GIVEN EXERCISE: Extract each line of the records below that contains the word "title".

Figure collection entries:
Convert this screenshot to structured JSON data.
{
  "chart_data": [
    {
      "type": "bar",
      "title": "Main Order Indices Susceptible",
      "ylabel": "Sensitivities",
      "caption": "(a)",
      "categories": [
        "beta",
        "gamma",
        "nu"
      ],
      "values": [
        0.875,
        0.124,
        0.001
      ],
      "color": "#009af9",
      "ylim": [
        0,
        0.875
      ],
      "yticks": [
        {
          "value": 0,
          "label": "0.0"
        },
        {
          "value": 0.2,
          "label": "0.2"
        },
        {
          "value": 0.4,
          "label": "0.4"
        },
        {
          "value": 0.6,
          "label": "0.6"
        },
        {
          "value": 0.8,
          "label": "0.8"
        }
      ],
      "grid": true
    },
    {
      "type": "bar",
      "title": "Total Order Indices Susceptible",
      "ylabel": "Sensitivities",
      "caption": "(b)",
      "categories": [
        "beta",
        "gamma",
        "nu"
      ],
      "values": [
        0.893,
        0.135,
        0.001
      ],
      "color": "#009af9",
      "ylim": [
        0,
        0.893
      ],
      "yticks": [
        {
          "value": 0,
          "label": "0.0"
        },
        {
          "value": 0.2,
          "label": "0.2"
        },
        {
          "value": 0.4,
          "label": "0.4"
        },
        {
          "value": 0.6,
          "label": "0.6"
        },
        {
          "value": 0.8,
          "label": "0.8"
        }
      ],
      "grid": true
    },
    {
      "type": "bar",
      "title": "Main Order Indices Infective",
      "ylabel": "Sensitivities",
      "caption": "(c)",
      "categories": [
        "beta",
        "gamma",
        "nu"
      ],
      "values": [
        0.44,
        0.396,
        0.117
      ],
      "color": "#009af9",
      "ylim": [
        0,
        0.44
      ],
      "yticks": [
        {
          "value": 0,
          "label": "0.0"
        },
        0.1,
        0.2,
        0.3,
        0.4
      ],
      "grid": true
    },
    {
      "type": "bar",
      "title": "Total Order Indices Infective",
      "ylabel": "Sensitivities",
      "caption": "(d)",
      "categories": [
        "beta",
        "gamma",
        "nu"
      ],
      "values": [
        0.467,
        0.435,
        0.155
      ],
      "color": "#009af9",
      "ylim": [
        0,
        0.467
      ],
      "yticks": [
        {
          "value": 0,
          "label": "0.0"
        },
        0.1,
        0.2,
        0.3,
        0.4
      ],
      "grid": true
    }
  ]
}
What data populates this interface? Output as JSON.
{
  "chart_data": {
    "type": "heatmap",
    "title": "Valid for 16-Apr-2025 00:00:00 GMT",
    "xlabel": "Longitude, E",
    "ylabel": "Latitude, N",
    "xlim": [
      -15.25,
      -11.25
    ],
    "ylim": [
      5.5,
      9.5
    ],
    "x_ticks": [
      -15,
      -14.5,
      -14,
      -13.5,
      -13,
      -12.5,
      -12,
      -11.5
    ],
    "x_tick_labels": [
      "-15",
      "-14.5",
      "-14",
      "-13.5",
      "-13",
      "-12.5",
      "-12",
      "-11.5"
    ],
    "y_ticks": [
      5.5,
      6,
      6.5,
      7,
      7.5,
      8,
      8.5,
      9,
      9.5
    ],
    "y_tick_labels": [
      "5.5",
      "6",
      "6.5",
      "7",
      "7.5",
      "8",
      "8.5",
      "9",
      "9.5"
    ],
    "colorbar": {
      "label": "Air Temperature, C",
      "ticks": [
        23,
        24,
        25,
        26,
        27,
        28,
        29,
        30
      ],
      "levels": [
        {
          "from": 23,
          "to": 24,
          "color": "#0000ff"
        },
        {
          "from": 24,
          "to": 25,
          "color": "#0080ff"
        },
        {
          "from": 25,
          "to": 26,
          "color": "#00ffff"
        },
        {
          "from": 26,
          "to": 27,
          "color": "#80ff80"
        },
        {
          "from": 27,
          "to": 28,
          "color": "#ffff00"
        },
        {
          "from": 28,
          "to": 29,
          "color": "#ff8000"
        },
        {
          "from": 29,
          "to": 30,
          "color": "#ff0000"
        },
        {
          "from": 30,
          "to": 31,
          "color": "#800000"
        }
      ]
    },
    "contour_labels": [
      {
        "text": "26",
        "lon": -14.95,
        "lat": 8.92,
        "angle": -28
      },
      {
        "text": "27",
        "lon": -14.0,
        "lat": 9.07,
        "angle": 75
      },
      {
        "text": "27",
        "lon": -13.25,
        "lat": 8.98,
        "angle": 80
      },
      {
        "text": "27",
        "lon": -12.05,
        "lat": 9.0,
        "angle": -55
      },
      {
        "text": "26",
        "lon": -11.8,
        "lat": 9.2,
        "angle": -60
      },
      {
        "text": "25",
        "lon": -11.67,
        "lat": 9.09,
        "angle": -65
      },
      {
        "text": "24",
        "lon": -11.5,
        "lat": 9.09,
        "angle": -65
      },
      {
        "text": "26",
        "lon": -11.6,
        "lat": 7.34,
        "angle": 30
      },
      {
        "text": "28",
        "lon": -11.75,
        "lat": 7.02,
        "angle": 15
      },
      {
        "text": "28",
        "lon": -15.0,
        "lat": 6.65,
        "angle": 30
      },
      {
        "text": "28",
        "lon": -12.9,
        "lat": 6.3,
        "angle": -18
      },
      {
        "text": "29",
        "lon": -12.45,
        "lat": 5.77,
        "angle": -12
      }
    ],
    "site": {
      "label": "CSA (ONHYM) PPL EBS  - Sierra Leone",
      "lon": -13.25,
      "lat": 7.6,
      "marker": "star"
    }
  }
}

FINISHED ANSWER:
      "title": "Main Order Indices Susceptible",
      "title": "Total Order Indices Susceptible",
      "title": "Main Order Indices Infective",
      "title": "Total Order Indices Infective",
    "title": "Valid for 16-Apr-2025 00:00:00 GMT",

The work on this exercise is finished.